─── Dataset content
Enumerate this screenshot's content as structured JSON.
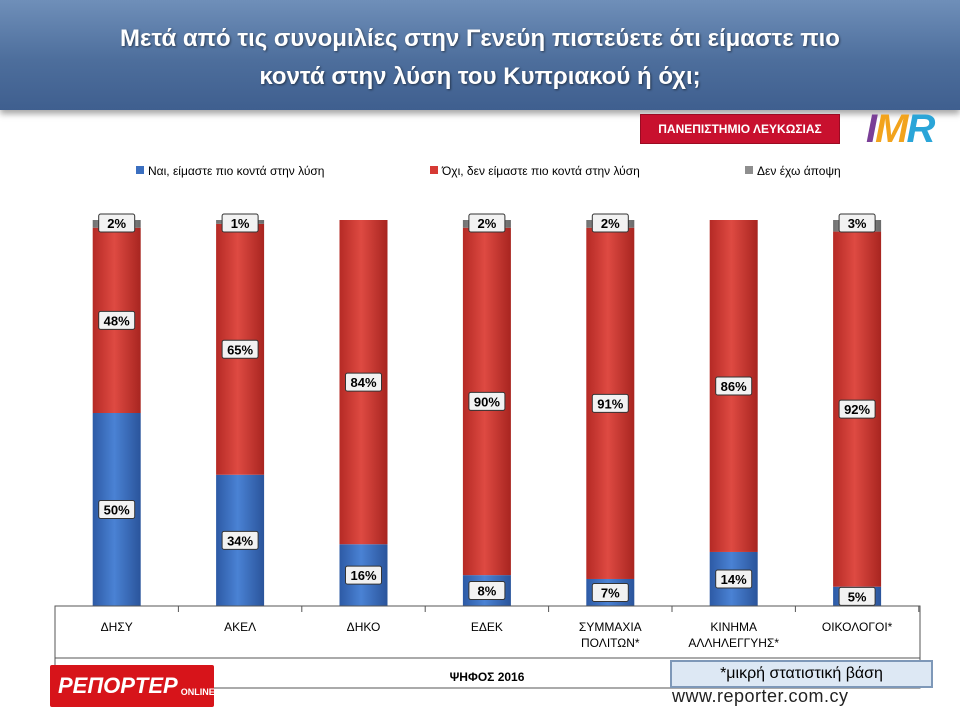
{
  "header": {
    "title_line1": "Μετά από τις συνομιλίες στην Γενεύη πιστεύετε ότι είμαστε πιο",
    "title_line2": "κοντά στην λύση του Κυπριακού ή όχι;"
  },
  "badges": {
    "university": "ΠΑΝΕΠΙΣΤΗΜΙΟ ΛΕΥΚΩΣΙΑΣ",
    "imr_logo": "IMR"
  },
  "footer": {
    "note": "*μικρή στατιστική βάση",
    "url": "www.reporter.com.cy",
    "reporter_logo": "ΡΕΠΟΡΤΕΡ",
    "reporter_logo_sub": "ONLINE"
  },
  "colors": {
    "yes": "#3b6fc0",
    "no": "#d63a34",
    "noopinion": "#8e8e8e"
  },
  "chart_data": {
    "type": "bar",
    "stacked": true,
    "xlabel": "ΨΗΦΟΣ 2016",
    "categories": [
      "ΔΗΣΥ",
      "ΑΚΕΛ",
      "ΔΗΚΟ",
      "ΕΔΕΚ",
      "ΣΥΜΜΑΧΙΑ ΠΟΛΙΤΩΝ*",
      "ΚΙΝΗΜΑ ΑΛΛΗΛΕΓΓΥΗΣ*",
      "ΟΙΚΟΛΟΓΟΙ*"
    ],
    "category_lines": [
      [
        "ΔΗΣΥ"
      ],
      [
        "ΑΚΕΛ"
      ],
      [
        "ΔΗΚΟ"
      ],
      [
        "ΕΔΕΚ"
      ],
      [
        "ΣΥΜΜΑΧΙΑ",
        "ΠΟΛΙΤΩΝ*"
      ],
      [
        "ΚΙΝΗΜΑ",
        "ΑΛΛΗΛΕΓΓΥΗΣ*"
      ],
      [
        "ΟΙΚΟΛΟΓΟΙ*"
      ]
    ],
    "series": [
      {
        "name": "Ναι, είμαστε πιο κοντά στην λύση",
        "values": [
          50,
          34,
          16,
          8,
          7,
          14,
          5
        ],
        "labels": [
          "50%",
          "34%",
          "16%",
          "8%",
          "7%",
          "14%",
          "5%"
        ]
      },
      {
        "name": "Όχι, δεν είμαστε πιο κοντά στην λύση",
        "values": [
          48,
          65,
          84,
          90,
          91,
          86,
          92
        ],
        "labels": [
          "48%",
          "65%",
          "84%",
          "90%",
          "91%",
          "86%",
          "92%"
        ]
      },
      {
        "name": "Δεν έχω άποψη",
        "values": [
          2,
          1,
          0,
          2,
          2,
          0,
          3
        ],
        "labels": [
          "2%",
          "1%",
          "",
          "2%",
          "2%",
          "",
          "3%"
        ]
      }
    ],
    "ylim": [
      0,
      100
    ],
    "legend_position": "top",
    "grid": false
  }
}
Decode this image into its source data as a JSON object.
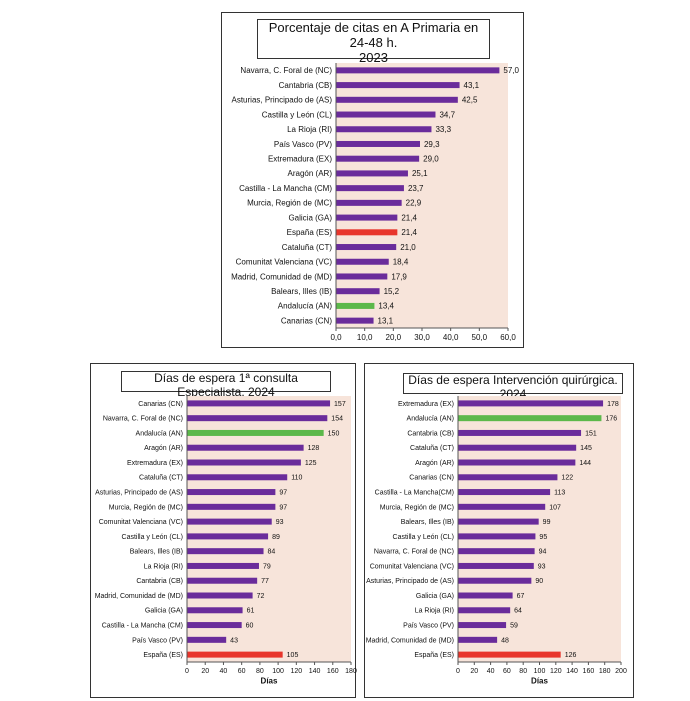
{
  "chart_data": [
    {
      "type": "bar",
      "orientation": "horizontal",
      "title": "Porcentaje de citas en A Primaria en 24-48 h. 2023",
      "title_lines": [
        "Porcentaje de citas en A Primaria en 24-48 h.",
        "2023"
      ],
      "categories": [
        "Navarra, C. Foral de (NC)",
        "Cantabria (CB)",
        "Asturias, Principado de (AS)",
        "Castilla y León (CL)",
        "La Rioja (RI)",
        "País Vasco (PV)",
        "Extremadura (EX)",
        "Aragón (AR)",
        "Castilla - La Mancha (CM)",
        "Murcia, Región de (MC)",
        "Galicia (GA)",
        "España (ES)",
        "Cataluña (CT)",
        "Comunitat Valenciana (VC)",
        "Madrid, Comunidad de (MD)",
        "Balears, Illes (IB)",
        "Andalucía (AN)",
        "Canarias (CN)"
      ],
      "values": [
        57.0,
        43.1,
        42.5,
        34.7,
        33.3,
        29.3,
        29.0,
        25.1,
        23.7,
        22.9,
        21.4,
        21.4,
        21.0,
        18.4,
        17.9,
        15.2,
        13.4,
        13.1
      ],
      "value_labels": [
        "57,0",
        "43,1",
        "42,5",
        "34,7",
        "33,3",
        "29,3",
        "29,0",
        "25,1",
        "23,7",
        "22,9",
        "21,4",
        "21,4",
        "21,0",
        "18,4",
        "17,9",
        "15,2",
        "13,4",
        "13,1"
      ],
      "highlight": {
        "España (ES)": "#e8352b",
        "Andalucía (AN)": "#5cb84a"
      },
      "xlim": [
        0,
        60
      ],
      "xticks": [
        "0,0",
        "10,0",
        "20,0",
        "30,0",
        "40,0",
        "50,0",
        "60,0"
      ],
      "xlabel": "",
      "ylabel": "",
      "grid": false
    },
    {
      "type": "bar",
      "orientation": "horizontal",
      "title": "Días de espera 1ª consulta Especialista. 2024",
      "title_lines": [
        "Días de espera 1ª consulta Especialista. 2024"
      ],
      "categories": [
        "Canarias (CN)",
        "Navarra, C. Foral de (NC)",
        "Andalucía (AN)",
        "Aragón (AR)",
        "Extremadura (EX)",
        "Cataluña (CT)",
        "Asturias, Principado de (AS)",
        "Murcia, Región de (MC)",
        "Comunitat Valenciana (VC)",
        "Castilla y León (CL)",
        "Balears, Illes (IB)",
        "La Rioja (RI)",
        "Cantabria (CB)",
        "Madrid, Comunidad de (MD)",
        "Galicia (GA)",
        "Castilla - La Mancha (CM)",
        "País Vasco (PV)",
        "España (ES)"
      ],
      "values": [
        157,
        154,
        150,
        128,
        125,
        110,
        97,
        97,
        93,
        89,
        84,
        79,
        77,
        72,
        61,
        60,
        43,
        105
      ],
      "value_labels": [
        "157",
        "154",
        "150",
        "128",
        "125",
        "110",
        "97",
        "97",
        "93",
        "89",
        "84",
        "79",
        "77",
        "72",
        "61",
        "60",
        "43",
        "105"
      ],
      "highlight": {
        "España (ES)": "#e8352b",
        "Andalucía (AN)": "#5cb84a"
      },
      "xlim": [
        0,
        180
      ],
      "xticks": [
        "0",
        "20",
        "40",
        "60",
        "80",
        "100",
        "120",
        "140",
        "160",
        "180"
      ],
      "xlabel": "Días",
      "ylabel": "",
      "grid": false
    },
    {
      "type": "bar",
      "orientation": "horizontal",
      "title": "Días de espera Intervención quirúrgica. 2024",
      "title_lines": [
        "Días de espera Intervención quirúrgica. 2024"
      ],
      "categories": [
        "Extremadura (EX)",
        "Andalucía (AN)",
        "Cantabria (CB)",
        "Cataluña (CT)",
        "Aragón (AR)",
        "Canarias (CN)",
        "Castilla - La Mancha(CM)",
        "Murcia, Región de (MC)",
        "Balears, Illes (IB)",
        "Castilla y León (CL)",
        "Navarra, C. Foral de (NC)",
        "Comunitat Valenciana (VC)",
        "Asturias, Principado de (AS)",
        "Galicia (GA)",
        "La Rioja (RI)",
        "País Vasco (PV)",
        "Madrid, Comunidad de (MD)",
        "España (ES)"
      ],
      "values": [
        178,
        176,
        151,
        145,
        144,
        122,
        113,
        107,
        99,
        95,
        94,
        93,
        90,
        67,
        64,
        59,
        48,
        126
      ],
      "value_labels": [
        "178",
        "176",
        "151",
        "145",
        "144",
        "122",
        "113",
        "107",
        "99",
        "95",
        "94",
        "93",
        "90",
        "67",
        "64",
        "59",
        "48",
        "126"
      ],
      "highlight": {
        "España (ES)": "#e8352b",
        "Andalucía (AN)": "#5cb84a"
      },
      "xlim": [
        0,
        200
      ],
      "xticks": [
        "0",
        "20",
        "40",
        "60",
        "80",
        "100",
        "120",
        "140",
        "160",
        "180",
        "200"
      ],
      "xlabel": "Días",
      "ylabel": "",
      "grid": false
    }
  ],
  "colors": {
    "bar": "#6a2c9b",
    "plot_background": "#f7e4da",
    "highlight_spain": "#e8352b",
    "highlight_andalucia": "#5cb84a"
  }
}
──────
Search the data for the word "espera" and copy each line where it appears.

      "title": "Días de espera 1ª consulta Especialista. 2024",
        "Días de espera 1ª consulta Especialista. 2024"
      "title": "Días de espera Intervención quirúrgica. 2024",
        "Días de espera Intervención quirúrgica. 2024"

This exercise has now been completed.